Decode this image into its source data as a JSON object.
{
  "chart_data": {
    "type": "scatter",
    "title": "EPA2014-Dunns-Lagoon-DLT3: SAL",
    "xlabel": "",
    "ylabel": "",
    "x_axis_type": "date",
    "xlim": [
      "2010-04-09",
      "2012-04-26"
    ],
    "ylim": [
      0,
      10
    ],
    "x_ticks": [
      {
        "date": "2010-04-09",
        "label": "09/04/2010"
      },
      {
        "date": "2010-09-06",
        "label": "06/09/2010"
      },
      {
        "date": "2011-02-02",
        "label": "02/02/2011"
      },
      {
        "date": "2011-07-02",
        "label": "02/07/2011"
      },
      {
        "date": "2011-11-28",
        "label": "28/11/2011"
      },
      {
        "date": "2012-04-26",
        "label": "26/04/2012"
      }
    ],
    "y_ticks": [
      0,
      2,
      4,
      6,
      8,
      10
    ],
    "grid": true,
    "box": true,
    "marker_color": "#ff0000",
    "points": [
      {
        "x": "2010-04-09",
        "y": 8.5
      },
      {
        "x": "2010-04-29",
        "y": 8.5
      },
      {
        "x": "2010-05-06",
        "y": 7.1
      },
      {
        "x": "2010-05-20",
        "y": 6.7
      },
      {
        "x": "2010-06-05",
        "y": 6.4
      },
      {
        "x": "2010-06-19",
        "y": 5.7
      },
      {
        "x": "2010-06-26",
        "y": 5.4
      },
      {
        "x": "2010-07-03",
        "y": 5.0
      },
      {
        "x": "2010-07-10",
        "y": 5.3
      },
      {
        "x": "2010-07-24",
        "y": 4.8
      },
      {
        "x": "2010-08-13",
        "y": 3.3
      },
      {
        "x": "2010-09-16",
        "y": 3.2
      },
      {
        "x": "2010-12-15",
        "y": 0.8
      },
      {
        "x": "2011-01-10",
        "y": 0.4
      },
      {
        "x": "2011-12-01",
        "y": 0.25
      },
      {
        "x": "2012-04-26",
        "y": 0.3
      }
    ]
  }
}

### Goal
Repeat the data precisely, line by line.

### Completed exercise
Decode this image into its source data as a JSON object.
{
  "chart_data": {
    "type": "scatter",
    "title": "EPA2014-Dunns-Lagoon-DLT3: SAL",
    "xlabel": "",
    "ylabel": "",
    "x_axis_type": "date",
    "xlim": [
      "2010-04-09",
      "2012-04-26"
    ],
    "ylim": [
      0,
      10
    ],
    "x_ticks": [
      {
        "date": "2010-04-09",
        "label": "09/04/2010"
      },
      {
        "date": "2010-09-06",
        "label": "06/09/2010"
      },
      {
        "date": "2011-02-02",
        "label": "02/02/2011"
      },
      {
        "date": "2011-07-02",
        "label": "02/07/2011"
      },
      {
        "date": "2011-11-28",
        "label": "28/11/2011"
      },
      {
        "date": "2012-04-26",
        "label": "26/04/2012"
      }
    ],
    "y_ticks": [
      0,
      2,
      4,
      6,
      8,
      10
    ],
    "grid": true,
    "box": true,
    "marker_color": "#ff0000",
    "points": [
      {
        "x": "2010-04-09",
        "y": 8.5
      },
      {
        "x": "2010-04-29",
        "y": 8.5
      },
      {
        "x": "2010-05-06",
        "y": 7.1
      },
      {
        "x": "2010-05-20",
        "y": 6.7
      },
      {
        "x": "2010-06-05",
        "y": 6.4
      },
      {
        "x": "2010-06-19",
        "y": 5.7
      },
      {
        "x": "2010-06-26",
        "y": 5.4
      },
      {
        "x": "2010-07-03",
        "y": 5.0
      },
      {
        "x": "2010-07-10",
        "y": 5.3
      },
      {
        "x": "2010-07-24",
        "y": 4.8
      },
      {
        "x": "2010-08-13",
        "y": 3.3
      },
      {
        "x": "2010-09-16",
        "y": 3.2
      },
      {
        "x": "2010-12-15",
        "y": 0.8
      },
      {
        "x": "2011-01-10",
        "y": 0.4
      },
      {
        "x": "2011-12-01",
        "y": 0.25
      },
      {
        "x": "2012-04-26",
        "y": 0.3
      }
    ]
  }
}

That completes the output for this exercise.